▸ **REQUIREMENTS**: Count the lines of the entries below that contain the string "down", and give only the number.

Element and coordinate records:
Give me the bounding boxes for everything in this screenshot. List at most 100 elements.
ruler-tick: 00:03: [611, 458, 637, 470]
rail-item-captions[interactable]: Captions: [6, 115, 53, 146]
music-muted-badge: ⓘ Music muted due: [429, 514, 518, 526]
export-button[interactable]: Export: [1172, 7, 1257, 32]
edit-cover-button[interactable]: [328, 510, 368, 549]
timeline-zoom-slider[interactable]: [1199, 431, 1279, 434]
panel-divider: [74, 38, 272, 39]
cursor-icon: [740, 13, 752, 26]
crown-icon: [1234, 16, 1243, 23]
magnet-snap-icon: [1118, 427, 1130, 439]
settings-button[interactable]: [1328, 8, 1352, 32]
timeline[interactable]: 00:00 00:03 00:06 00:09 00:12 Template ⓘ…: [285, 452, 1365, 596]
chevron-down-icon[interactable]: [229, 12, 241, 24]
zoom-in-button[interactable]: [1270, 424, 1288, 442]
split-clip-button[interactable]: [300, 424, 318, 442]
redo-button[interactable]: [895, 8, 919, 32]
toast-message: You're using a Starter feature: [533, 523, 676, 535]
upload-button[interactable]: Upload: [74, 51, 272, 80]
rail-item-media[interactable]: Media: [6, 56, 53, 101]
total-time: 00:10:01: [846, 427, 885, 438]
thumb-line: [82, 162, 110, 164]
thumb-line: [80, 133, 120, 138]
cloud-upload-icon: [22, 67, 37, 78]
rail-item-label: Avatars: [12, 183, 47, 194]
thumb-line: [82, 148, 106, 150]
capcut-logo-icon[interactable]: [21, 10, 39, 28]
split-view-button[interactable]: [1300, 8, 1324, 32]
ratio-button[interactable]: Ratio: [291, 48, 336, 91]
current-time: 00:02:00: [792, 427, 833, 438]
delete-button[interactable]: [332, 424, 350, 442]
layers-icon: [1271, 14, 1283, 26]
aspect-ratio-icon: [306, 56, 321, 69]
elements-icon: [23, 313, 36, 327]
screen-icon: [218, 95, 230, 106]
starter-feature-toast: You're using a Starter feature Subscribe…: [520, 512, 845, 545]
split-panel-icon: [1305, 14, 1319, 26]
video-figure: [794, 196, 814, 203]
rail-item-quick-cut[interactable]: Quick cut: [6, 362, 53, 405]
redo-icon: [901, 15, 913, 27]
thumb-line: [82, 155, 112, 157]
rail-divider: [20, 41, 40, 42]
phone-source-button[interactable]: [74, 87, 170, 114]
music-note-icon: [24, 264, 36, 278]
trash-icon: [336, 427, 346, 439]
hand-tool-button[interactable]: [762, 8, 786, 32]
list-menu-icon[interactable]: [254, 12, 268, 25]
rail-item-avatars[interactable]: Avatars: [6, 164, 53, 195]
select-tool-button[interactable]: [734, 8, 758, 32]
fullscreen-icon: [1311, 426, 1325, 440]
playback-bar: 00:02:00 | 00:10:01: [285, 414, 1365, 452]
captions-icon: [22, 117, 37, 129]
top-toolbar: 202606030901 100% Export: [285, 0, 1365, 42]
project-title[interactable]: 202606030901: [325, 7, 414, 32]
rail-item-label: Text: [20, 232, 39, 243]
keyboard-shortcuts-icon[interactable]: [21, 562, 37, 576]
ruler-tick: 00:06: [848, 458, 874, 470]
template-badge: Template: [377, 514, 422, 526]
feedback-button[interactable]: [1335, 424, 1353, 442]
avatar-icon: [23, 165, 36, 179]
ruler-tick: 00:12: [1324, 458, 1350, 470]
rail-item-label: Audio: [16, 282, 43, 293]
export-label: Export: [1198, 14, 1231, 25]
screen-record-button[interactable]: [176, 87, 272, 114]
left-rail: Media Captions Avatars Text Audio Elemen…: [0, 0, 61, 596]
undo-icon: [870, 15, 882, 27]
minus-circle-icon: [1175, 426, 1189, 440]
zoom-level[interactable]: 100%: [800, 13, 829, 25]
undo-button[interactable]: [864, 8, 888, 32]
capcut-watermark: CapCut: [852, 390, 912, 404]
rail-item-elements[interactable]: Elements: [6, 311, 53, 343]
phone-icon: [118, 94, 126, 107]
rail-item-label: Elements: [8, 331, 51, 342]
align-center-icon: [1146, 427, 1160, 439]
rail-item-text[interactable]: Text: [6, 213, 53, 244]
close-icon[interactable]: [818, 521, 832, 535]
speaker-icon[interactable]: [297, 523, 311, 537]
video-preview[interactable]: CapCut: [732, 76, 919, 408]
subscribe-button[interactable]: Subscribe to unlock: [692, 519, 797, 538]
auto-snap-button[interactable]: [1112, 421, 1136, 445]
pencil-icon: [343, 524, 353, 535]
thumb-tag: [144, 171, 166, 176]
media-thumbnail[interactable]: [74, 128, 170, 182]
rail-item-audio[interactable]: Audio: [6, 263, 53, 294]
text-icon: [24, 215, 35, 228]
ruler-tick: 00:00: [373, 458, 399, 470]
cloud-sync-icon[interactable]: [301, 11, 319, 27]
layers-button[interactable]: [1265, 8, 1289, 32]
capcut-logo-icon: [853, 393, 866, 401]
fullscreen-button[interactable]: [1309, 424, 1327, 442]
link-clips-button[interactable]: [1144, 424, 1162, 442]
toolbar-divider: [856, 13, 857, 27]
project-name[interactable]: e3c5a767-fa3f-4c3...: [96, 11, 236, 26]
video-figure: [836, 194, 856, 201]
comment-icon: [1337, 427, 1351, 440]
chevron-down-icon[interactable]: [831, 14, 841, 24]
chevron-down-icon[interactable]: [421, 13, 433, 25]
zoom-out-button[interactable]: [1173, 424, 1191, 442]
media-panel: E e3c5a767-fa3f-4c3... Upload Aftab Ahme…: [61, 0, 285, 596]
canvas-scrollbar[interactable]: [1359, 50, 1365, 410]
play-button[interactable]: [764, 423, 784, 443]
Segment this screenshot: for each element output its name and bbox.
--
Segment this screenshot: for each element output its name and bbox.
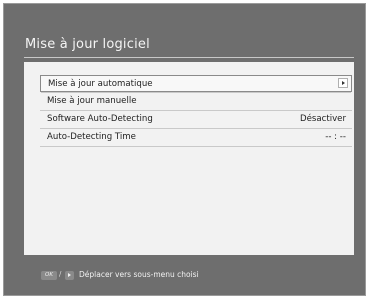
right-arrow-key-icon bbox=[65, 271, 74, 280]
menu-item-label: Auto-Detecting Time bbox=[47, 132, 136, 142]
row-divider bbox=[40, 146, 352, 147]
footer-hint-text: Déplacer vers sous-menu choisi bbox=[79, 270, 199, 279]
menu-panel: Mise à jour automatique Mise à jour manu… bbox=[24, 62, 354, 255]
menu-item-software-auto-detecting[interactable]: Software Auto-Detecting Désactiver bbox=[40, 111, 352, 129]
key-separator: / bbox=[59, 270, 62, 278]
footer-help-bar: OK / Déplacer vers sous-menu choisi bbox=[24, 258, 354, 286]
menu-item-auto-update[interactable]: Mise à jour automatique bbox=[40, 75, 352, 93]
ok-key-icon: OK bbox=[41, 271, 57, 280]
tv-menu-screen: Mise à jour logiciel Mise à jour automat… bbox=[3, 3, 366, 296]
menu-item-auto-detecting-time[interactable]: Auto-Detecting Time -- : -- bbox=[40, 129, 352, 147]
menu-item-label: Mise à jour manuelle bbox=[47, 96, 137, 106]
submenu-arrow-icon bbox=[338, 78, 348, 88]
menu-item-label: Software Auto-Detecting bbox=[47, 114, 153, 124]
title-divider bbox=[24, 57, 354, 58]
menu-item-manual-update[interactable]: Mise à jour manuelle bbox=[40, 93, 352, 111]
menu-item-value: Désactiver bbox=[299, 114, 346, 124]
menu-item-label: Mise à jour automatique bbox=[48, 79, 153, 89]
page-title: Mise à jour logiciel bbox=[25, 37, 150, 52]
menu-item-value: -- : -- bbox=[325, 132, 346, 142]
==
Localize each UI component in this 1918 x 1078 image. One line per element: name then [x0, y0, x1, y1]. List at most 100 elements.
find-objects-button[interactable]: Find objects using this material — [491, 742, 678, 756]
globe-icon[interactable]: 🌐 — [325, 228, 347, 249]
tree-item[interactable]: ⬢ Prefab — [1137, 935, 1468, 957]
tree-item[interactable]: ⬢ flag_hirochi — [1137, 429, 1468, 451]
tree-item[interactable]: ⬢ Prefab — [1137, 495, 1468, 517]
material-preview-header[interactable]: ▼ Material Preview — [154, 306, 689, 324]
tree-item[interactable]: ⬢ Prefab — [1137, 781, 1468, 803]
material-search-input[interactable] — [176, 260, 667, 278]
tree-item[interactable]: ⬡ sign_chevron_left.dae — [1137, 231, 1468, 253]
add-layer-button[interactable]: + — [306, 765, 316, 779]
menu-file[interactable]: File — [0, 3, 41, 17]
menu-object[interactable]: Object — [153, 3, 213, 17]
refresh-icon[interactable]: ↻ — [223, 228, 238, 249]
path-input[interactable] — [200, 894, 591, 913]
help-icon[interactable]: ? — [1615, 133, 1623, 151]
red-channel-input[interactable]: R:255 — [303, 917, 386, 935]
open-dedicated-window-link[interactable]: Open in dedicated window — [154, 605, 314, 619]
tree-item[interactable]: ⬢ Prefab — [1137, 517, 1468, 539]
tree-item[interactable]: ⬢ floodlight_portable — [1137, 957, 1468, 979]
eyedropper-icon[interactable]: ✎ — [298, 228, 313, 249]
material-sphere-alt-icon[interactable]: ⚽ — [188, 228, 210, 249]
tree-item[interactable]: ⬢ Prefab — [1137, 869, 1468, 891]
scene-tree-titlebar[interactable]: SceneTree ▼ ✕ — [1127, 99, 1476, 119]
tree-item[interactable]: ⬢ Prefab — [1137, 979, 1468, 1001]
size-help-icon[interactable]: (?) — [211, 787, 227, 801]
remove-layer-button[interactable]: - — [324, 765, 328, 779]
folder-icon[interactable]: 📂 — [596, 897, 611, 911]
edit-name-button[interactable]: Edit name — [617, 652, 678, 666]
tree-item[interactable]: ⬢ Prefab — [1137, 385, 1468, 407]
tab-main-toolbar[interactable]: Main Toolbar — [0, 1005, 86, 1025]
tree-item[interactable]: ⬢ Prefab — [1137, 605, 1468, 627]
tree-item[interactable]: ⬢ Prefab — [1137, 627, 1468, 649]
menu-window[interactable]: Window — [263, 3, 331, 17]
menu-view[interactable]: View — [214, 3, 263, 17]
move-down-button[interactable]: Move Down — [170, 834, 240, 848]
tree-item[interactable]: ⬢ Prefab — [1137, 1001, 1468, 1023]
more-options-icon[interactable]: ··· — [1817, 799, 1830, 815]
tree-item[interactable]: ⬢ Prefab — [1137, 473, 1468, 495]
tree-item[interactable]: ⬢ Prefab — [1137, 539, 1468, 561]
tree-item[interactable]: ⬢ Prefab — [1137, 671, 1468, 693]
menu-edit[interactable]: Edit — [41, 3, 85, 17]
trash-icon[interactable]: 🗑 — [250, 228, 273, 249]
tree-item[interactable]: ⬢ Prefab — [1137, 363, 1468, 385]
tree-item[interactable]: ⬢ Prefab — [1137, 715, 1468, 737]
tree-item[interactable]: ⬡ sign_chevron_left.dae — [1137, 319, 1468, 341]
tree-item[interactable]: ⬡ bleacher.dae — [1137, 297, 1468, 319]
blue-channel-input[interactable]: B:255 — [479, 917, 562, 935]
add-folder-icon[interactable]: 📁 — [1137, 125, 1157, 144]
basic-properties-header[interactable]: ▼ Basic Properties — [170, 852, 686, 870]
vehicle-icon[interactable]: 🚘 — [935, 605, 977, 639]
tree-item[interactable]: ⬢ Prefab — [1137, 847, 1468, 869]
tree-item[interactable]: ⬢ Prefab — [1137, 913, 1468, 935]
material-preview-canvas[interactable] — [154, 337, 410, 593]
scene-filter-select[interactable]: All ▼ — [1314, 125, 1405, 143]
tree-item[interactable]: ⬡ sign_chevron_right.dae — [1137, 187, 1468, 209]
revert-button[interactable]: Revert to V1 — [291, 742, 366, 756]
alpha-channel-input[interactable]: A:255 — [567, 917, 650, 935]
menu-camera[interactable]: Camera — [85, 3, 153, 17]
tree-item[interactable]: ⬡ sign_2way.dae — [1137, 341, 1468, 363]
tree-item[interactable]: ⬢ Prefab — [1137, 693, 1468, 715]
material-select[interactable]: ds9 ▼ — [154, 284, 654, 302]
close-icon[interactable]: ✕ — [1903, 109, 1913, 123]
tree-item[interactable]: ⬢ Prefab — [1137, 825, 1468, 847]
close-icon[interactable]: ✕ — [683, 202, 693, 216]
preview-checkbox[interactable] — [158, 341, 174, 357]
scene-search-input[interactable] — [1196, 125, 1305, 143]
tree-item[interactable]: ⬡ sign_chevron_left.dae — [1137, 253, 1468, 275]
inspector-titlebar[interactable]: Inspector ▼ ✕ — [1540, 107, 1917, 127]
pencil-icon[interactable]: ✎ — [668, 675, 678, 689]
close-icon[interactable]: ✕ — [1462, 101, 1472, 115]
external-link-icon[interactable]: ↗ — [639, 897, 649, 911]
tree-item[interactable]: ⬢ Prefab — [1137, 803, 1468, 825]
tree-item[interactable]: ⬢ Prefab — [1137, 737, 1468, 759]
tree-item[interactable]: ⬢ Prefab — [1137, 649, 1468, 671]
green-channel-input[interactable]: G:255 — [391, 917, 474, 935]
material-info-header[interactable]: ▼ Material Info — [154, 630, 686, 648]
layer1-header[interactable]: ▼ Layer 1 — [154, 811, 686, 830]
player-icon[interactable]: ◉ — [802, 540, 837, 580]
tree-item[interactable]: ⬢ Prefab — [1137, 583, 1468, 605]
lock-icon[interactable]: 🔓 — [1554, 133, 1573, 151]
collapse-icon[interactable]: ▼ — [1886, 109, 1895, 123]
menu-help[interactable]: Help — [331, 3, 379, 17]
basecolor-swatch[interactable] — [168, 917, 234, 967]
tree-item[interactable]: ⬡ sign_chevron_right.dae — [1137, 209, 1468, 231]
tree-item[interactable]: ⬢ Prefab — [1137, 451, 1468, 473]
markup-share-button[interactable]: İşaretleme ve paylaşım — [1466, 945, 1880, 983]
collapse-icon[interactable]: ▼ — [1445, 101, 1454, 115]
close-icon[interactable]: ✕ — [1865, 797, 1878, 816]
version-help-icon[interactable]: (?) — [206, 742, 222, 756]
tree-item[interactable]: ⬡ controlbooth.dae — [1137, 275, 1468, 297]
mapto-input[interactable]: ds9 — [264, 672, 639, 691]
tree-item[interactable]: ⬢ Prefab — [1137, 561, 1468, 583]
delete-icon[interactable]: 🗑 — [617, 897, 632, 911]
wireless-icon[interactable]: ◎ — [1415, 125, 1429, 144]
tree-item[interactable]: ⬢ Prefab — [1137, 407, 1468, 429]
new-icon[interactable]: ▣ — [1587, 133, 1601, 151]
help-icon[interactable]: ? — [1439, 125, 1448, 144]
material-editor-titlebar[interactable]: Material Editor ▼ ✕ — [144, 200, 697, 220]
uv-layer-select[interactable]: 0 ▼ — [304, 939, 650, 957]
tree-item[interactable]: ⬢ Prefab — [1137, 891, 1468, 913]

▸ **FINISHED ANSWER**: 4